--- EXERCISE REQUIREMENTS ---
The data below should be printed in full, exactly, and without any of its images.

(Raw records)
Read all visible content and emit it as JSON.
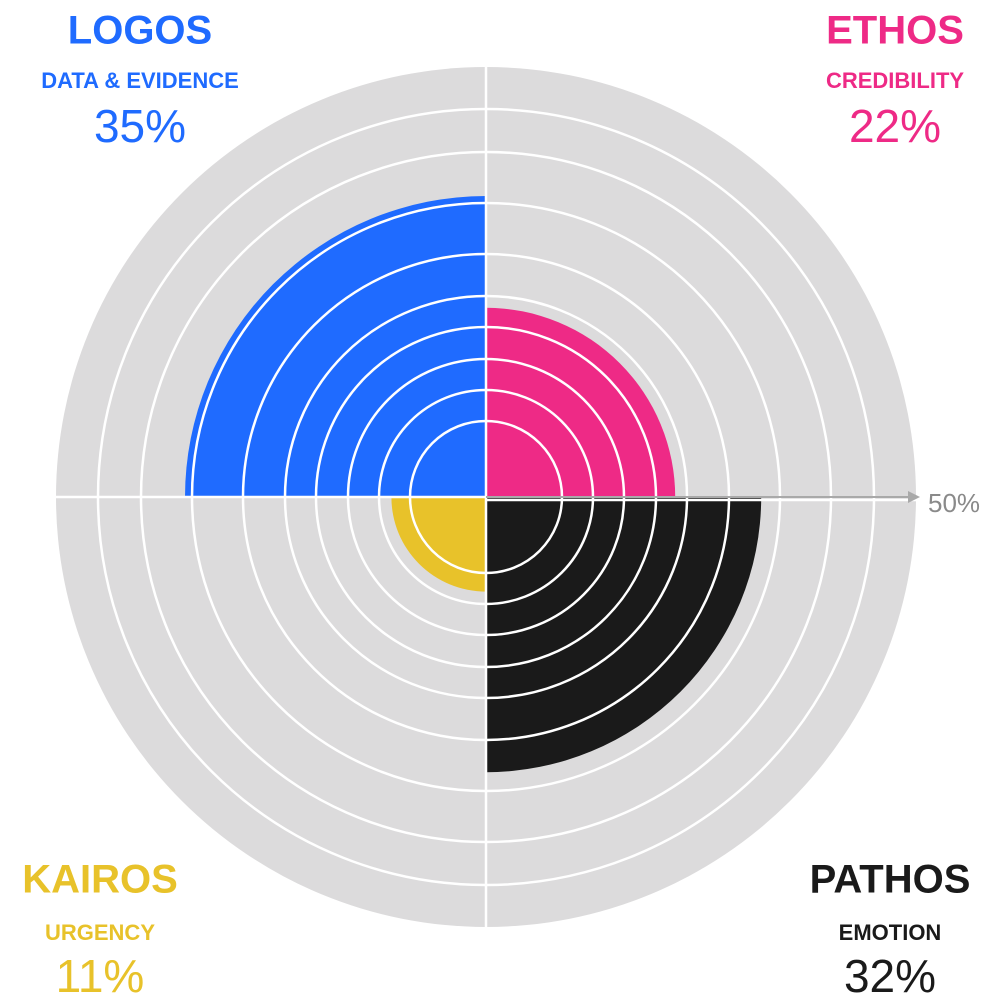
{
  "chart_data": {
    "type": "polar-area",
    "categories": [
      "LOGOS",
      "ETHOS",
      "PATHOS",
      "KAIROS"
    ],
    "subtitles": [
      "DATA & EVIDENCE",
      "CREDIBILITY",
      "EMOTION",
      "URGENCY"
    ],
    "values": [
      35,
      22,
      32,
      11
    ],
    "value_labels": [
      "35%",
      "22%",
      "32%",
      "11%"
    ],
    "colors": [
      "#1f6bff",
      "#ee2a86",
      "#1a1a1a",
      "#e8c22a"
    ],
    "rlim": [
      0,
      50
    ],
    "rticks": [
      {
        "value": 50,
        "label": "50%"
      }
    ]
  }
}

--- ANSWER FOR THIS EXERCISE ---
Read all visible content and emit it as JSON.
{
  "chart_data": {
    "type": "polar-area",
    "categories": [
      "LOGOS",
      "ETHOS",
      "PATHOS",
      "KAIROS"
    ],
    "subtitles": [
      "DATA & EVIDENCE",
      "CREDIBILITY",
      "EMOTION",
      "URGENCY"
    ],
    "values": [
      35,
      22,
      32,
      11
    ],
    "value_labels": [
      "35%",
      "22%",
      "32%",
      "11%"
    ],
    "colors": [
      "#1f6bff",
      "#ee2a86",
      "#1a1a1a",
      "#e8c22a"
    ],
    "rlim": [
      0,
      50
    ],
    "rticks": [
      {
        "value": 50,
        "label": "50%"
      }
    ]
  }
}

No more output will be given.